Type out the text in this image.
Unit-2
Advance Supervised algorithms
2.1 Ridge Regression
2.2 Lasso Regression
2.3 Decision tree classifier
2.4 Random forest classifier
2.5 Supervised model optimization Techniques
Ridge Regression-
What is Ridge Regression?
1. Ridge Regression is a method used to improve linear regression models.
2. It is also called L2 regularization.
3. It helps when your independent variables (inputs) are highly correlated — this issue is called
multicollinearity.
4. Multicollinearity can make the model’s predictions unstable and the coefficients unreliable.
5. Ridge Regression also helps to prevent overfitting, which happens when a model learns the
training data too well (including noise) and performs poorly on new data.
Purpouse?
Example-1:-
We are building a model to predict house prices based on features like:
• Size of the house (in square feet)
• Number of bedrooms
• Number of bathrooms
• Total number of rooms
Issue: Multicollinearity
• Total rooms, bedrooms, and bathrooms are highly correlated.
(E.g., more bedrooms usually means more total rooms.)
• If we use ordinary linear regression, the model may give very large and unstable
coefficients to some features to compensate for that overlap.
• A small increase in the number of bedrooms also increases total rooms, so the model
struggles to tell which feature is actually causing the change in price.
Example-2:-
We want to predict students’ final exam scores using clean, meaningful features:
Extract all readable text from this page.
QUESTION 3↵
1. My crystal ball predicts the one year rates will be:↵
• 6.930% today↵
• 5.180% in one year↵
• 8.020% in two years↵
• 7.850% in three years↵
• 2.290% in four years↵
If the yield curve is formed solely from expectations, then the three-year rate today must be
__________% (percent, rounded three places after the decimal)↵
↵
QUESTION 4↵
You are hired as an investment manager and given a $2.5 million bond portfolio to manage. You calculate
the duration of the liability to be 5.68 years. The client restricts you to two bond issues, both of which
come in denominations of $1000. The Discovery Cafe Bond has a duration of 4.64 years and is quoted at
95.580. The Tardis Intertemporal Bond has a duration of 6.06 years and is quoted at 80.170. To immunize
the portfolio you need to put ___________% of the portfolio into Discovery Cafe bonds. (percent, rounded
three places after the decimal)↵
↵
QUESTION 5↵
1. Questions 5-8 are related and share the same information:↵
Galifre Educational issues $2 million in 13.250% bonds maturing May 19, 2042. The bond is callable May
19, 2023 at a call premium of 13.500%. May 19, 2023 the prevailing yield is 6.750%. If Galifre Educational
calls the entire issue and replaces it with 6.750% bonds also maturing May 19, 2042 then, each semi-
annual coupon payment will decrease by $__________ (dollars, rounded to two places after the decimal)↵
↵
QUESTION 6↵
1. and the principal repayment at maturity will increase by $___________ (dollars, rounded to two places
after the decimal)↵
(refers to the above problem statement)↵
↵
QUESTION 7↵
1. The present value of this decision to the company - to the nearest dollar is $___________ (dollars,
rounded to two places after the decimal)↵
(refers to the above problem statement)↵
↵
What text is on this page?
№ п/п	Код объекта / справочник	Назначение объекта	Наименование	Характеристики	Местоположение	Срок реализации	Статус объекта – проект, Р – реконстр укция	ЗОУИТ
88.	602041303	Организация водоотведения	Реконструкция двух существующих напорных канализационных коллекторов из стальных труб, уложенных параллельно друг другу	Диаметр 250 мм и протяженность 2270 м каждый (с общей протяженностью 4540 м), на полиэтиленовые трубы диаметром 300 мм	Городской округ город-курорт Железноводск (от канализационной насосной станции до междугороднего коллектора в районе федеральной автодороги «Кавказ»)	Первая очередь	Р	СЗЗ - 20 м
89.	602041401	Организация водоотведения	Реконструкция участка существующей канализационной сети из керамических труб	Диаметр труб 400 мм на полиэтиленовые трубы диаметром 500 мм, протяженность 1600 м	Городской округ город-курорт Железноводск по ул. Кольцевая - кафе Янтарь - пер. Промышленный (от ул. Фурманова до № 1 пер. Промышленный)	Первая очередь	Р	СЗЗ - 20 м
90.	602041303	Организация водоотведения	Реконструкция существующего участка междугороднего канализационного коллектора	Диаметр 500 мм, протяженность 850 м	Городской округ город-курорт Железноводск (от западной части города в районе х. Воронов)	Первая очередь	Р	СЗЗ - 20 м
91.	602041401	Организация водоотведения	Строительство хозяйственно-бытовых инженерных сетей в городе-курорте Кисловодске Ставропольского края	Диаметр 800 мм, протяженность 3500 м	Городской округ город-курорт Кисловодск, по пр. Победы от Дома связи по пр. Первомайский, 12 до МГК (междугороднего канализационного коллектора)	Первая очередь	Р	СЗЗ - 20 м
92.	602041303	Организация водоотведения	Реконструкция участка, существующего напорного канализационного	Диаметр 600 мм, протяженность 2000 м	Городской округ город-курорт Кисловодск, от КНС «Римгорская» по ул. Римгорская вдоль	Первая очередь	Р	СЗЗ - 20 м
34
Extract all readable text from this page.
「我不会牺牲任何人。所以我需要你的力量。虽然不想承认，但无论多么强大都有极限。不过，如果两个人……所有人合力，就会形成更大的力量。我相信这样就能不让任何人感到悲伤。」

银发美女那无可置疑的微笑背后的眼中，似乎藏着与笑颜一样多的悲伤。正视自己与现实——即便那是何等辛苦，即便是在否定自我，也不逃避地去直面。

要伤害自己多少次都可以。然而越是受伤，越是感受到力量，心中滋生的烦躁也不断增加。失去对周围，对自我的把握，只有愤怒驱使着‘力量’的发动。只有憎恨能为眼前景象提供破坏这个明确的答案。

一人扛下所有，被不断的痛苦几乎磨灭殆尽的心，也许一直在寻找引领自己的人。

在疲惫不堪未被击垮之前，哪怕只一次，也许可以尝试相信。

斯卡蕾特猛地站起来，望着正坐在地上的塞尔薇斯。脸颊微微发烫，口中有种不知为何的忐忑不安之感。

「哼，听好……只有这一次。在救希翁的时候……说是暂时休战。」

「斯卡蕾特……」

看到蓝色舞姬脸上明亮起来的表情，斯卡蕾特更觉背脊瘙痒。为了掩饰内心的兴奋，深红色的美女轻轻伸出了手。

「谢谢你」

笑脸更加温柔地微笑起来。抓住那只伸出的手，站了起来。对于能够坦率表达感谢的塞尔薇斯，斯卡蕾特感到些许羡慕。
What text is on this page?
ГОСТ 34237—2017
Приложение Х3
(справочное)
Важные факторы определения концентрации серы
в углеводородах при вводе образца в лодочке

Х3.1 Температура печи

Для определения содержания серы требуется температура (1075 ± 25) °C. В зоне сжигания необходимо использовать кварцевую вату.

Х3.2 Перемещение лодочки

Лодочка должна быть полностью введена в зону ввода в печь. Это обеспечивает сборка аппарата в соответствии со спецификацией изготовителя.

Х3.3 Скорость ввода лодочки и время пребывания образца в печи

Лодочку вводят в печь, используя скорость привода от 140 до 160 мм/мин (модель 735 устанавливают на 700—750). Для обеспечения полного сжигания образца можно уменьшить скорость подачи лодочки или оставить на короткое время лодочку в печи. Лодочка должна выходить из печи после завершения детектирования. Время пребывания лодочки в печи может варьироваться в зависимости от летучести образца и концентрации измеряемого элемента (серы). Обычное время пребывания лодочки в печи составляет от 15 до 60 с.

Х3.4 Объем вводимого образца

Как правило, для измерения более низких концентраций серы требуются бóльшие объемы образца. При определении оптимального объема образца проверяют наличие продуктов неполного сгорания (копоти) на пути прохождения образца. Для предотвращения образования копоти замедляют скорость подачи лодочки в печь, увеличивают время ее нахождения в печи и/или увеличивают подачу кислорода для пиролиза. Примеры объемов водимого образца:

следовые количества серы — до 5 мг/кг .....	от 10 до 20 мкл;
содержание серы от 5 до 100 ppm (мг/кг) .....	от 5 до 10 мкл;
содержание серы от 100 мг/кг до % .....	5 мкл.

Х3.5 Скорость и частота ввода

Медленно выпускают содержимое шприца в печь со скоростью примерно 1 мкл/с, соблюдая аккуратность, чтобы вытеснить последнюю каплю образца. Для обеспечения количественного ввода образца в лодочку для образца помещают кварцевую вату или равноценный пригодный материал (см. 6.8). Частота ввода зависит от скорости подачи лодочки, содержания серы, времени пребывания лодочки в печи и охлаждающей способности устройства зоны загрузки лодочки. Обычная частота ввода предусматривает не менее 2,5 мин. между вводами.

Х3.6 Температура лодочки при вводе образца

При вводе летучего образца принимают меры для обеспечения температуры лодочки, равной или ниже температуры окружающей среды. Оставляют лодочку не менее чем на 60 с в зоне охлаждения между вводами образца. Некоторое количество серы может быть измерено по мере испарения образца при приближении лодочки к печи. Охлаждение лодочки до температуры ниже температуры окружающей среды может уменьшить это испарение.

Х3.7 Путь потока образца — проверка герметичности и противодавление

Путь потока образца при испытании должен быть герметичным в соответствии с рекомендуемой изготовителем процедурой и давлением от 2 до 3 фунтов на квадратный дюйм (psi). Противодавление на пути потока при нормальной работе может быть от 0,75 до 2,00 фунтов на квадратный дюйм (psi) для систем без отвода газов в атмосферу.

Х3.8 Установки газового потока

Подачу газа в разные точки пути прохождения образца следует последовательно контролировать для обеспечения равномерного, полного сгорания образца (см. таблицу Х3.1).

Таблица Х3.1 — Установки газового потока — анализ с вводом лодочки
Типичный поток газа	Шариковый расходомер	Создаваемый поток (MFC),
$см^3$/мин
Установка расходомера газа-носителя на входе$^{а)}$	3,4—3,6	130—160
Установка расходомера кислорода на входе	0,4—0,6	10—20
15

◆ ◆ ◆ ◆ ◆

• _SHORT EXERCISE_
Copy all lines from the data that hold the word "issues".

• _FINISHED ANSWER_
the duration of the liability to be 5.68 years. The client restricts you to two bond issues, both of which
Galifre Educational issues $2 million in 13.250% bonds maturing May 19, 2042. The bond is callable May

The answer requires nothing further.